#### Task directions
Each record must be retyped in full. No character may differ.

#### Data supplied

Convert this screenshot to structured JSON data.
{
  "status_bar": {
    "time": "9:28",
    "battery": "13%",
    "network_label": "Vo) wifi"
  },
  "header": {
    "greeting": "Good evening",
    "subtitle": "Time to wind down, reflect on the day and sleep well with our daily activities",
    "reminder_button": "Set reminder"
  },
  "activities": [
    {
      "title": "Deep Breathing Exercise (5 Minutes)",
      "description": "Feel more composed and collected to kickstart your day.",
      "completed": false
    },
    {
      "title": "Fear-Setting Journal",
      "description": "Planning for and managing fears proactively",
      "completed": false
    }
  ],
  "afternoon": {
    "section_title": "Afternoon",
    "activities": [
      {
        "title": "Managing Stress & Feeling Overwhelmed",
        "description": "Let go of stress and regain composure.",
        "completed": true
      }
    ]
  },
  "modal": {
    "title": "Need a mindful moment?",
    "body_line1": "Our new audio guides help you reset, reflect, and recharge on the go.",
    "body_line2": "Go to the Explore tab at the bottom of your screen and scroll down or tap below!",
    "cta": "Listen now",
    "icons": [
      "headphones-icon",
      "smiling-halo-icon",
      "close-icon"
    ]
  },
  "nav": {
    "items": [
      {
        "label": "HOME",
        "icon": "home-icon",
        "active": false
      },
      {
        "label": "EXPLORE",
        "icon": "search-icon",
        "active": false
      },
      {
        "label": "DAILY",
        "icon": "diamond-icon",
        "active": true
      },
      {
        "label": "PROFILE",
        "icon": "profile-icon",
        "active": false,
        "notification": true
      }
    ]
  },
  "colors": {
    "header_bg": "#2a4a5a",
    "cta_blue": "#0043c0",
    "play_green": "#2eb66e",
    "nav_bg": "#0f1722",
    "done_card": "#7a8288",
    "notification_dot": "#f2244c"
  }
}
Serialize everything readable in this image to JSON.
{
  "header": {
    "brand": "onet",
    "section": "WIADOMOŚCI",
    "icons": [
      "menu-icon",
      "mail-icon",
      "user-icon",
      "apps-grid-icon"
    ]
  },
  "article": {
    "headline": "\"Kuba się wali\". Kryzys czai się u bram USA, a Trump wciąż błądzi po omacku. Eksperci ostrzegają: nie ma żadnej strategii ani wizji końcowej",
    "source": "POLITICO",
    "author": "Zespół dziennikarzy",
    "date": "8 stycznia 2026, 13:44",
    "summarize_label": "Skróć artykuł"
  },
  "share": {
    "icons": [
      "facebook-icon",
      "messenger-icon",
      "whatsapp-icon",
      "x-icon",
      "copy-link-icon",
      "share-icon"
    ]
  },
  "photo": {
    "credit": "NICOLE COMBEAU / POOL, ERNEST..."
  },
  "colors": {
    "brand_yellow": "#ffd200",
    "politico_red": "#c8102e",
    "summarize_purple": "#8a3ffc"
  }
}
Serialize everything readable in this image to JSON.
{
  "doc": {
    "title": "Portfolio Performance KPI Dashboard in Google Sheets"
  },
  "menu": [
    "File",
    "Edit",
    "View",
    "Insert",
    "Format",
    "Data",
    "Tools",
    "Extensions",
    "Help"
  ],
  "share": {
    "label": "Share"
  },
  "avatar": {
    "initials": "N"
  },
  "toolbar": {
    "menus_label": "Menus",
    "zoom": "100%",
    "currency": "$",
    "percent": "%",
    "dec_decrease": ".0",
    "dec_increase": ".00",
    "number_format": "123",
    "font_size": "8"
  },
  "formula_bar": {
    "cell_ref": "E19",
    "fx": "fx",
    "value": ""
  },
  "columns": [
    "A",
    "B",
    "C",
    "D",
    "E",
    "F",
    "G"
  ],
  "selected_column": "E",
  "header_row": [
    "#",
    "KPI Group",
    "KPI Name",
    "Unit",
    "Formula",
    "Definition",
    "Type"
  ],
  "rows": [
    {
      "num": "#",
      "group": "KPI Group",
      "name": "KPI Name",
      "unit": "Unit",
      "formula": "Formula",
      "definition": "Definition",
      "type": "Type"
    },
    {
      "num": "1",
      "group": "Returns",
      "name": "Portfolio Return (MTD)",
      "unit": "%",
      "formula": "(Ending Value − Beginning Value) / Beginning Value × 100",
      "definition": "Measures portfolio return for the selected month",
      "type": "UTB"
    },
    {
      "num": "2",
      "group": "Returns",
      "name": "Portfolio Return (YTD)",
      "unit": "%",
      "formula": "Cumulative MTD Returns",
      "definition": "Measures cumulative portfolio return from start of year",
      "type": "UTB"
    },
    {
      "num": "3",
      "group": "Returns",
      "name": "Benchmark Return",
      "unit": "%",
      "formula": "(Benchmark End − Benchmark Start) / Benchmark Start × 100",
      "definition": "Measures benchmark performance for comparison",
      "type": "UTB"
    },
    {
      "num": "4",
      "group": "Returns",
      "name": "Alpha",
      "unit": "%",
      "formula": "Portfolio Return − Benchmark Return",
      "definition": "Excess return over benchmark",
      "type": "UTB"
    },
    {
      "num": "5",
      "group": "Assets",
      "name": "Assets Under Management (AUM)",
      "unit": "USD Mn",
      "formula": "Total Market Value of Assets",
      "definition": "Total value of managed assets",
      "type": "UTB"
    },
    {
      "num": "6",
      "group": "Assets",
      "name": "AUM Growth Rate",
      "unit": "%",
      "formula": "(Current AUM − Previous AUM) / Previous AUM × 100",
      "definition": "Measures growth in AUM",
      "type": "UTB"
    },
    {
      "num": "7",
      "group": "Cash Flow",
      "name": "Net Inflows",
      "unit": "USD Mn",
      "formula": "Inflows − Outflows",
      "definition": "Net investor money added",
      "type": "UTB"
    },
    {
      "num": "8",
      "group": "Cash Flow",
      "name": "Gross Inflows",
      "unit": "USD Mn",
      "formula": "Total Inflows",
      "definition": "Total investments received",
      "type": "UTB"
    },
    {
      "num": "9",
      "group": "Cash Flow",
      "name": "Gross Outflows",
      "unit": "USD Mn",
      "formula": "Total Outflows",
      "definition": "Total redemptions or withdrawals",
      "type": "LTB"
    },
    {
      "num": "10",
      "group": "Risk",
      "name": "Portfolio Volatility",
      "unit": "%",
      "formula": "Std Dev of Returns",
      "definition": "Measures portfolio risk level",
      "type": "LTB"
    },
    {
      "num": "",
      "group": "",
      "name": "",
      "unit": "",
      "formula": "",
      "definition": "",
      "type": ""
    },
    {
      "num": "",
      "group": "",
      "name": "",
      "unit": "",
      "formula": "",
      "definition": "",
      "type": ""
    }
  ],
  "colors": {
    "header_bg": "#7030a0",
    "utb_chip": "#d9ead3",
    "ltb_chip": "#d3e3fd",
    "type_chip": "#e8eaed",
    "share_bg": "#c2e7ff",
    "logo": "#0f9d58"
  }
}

#### Task output
Convert this screenshot to structured JSON data.
{
  "status_bar": {
    "time": "9:28",
    "battery": "13%",
    "network_label": "Vo) wifi"
  },
  "header": {
    "greeting": "Good evening",
    "subtitle": "Time to wind down, reflect on the day and sleep well with our daily activities",
    "reminder_button": "Set reminder"
  },
  "activities": [
    {
      "title": "Deep Breathing Exercise (5 Minutes)",
      "description": "Feel more composed and collected to kickstart your day.",
      "completed": false
    },
    {
      "title": "Fear-Setting Journal",
      "description": "Planning for and managing fears proactively",
      "completed": false
    }
  ],
  "afternoon": {
    "section_title": "Afternoon",
    "activities": [
      {
        "title": "Managing Stress & Feeling Overwhelmed",
        "description": "Let go of stress and regain composure.",
        "completed": true
      }
    ]
  },
  "modal": {
    "title": "Need a mindful moment?",
    "body_line1": "Our new audio guides help you reset, reflect, and recharge on the go.",
    "body_line2": "Go to the Explore tab at the bottom of your screen and scroll down or tap below!",
    "cta": "Listen now",
    "icons": [
      "headphones-icon",
      "smiling-halo-icon",
      "close-icon"
    ]
  },
  "nav": {
    "items": [
      {
        "label": "HOME",
        "icon": "home-icon",
        "active": false
      },
      {
        "label": "EXPLORE",
        "icon": "search-icon",
        "active": false
      },
      {
        "label": "DAILY",
        "icon": "diamond-icon",
        "active": true
      },
      {
        "label": "PROFILE",
        "icon": "profile-icon",
        "active": false,
        "notification": true
      }
    ]
  },
  "colors": {
    "header_bg": "#2a4a5a",
    "cta_blue": "#0043c0",
    "play_green": "#2eb66e",
    "nav_bg": "#0f1722",
    "done_card": "#7a8288",
    "notification_dot": "#f2244c"
  }
}
Serialize everything readable in this image to JSON.
{
  "header": {
    "brand": "onet",
    "section": "WIADOMOŚCI",
    "icons": [
      "menu-icon",
      "mail-icon",
      "user-icon",
      "apps-grid-icon"
    ]
  },
  "article": {
    "headline": "\"Kuba się wali\". Kryzys czai się u bram USA, a Trump wciąż błądzi po omacku. Eksperci ostrzegają: nie ma żadnej strategii ani wizji końcowej",
    "source": "POLITICO",
    "author": "Zespół dziennikarzy",
    "date": "8 stycznia 2026, 13:44",
    "summarize_label": "Skróć artykuł"
  },
  "share": {
    "icons": [
      "facebook-icon",
      "messenger-icon",
      "whatsapp-icon",
      "x-icon",
      "copy-link-icon",
      "share-icon"
    ]
  },
  "photo": {
    "credit": "NICOLE COMBEAU / POOL, ERNEST..."
  },
  "colors": {
    "brand_yellow": "#ffd200",
    "politico_red": "#c8102e",
    "summarize_purple": "#8a3ffc"
  }
}
Serialize everything readable in this image to JSON.
{
  "doc": {
    "title": "Portfolio Performance KPI Dashboard in Google Sheets"
  },
  "menu": [
    "File",
    "Edit",
    "View",
    "Insert",
    "Format",
    "Data",
    "Tools",
    "Extensions",
    "Help"
  ],
  "share": {
    "label": "Share"
  },
  "avatar": {
    "initials": "N"
  },
  "toolbar": {
    "menus_label": "Menus",
    "zoom": "100%",
    "currency": "$",
    "percent": "%",
    "dec_decrease": ".0",
    "dec_increase": ".00",
    "number_format": "123",
    "font_size": "8"
  },
  "formula_bar": {
    "cell_ref": "E19",
    "fx": "fx",
    "value": ""
  },
  "columns": [
    "A",
    "B",
    "C",
    "D",
    "E",
    "F",
    "G"
  ],
  "selected_column": "E",
  "header_row": [
    "#",
    "KPI Group",
    "KPI Name",
    "Unit",
    "Formula",
    "Definition",
    "Type"
  ],
  "rows": [
    {
      "num": "#",
      "group": "KPI Group",
      "name": "KPI Name",
      "unit": "Unit",
      "formula": "Formula",
      "definition": "Definition",
      "type": "Type"
    },
    {
      "num": "1",
      "group": "Returns",
      "name": "Portfolio Return (MTD)",
      "unit": "%",
      "formula": "(Ending Value − Beginning Value) / Beginning Value × 100",
      "definition": "Measures portfolio return for the selected month",
      "type": "UTB"
    },
    {
      "num": "2",
      "group": "Returns",
      "name": "Portfolio Return (YTD)",
      "unit": "%",
      "formula": "Cumulative MTD Returns",
      "definition": "Measures cumulative portfolio return from start of year",
      "type": "UTB"
    },
    {
      "num": "3",
      "group": "Returns",
      "name": "Benchmark Return",
      "unit": "%",
      "formula": "(Benchmark End − Benchmark Start) / Benchmark Start × 100",
      "definition": "Measures benchmark performance for comparison",
      "type": "UTB"
    },
    {
      "num": "4",
      "group": "Returns",
      "name": "Alpha",
      "unit": "%",
      "formula": "Portfolio Return − Benchmark Return",
      "definition": "Excess return over benchmark",
      "type": "UTB"
    },
    {
      "num": "5",
      "group": "Assets",
      "name": "Assets Under Management (AUM)",
      "unit": "USD Mn",
      "formula": "Total Market Value of Assets",
      "definition": "Total value of managed assets",
      "type": "UTB"
    },
    {
      "num": "6",
      "group": "Assets",
      "name": "AUM Growth Rate",
      "unit": "%",
      "formula": "(Current AUM − Previous AUM) / Previous AUM × 100",
      "definition": "Measures growth in AUM",
      "type": "UTB"
    },
    {
      "num": "7",
      "group": "Cash Flow",
      "name": "Net Inflows",
      "unit": "USD Mn",
      "formula": "Inflows − Outflows",
      "definition": "Net investor money added",
      "type": "UTB"
    },
    {
      "num": "8",
      "group": "Cash Flow",
      "name": "Gross Inflows",
      "unit": "USD Mn",
      "formula": "Total Inflows",
      "definition": "Total investments received",
      "type": "UTB"
    },
    {
      "num": "9",
      "group": "Cash Flow",
      "name": "Gross Outflows",
      "unit": "USD Mn",
      "formula": "Total Outflows",
      "definition": "Total redemptions or withdrawals",
      "type": "LTB"
    },
    {
      "num": "10",
      "group": "Risk",
      "name": "Portfolio Volatility",
      "unit": "%",
      "formula": "Std Dev of Returns",
      "definition": "Measures portfolio risk level",
      "type": "LTB"
    },
    {
      "num": "",
      "group": "",
      "name": "",
      "unit": "",
      "formula": "",
      "definition": "",
      "type": ""
    },
    {
      "num": "",
      "group": "",
      "name": "",
      "unit": "",
      "formula": "",
      "definition": "",
      "type": ""
    }
  ],
  "colors": {
    "header_bg": "#7030a0",
    "utb_chip": "#d9ead3",
    "ltb_chip": "#d3e3fd",
    "type_chip": "#e8eaed",
    "share_bg": "#c2e7ff",
    "logo": "#0f9d58"
  }
}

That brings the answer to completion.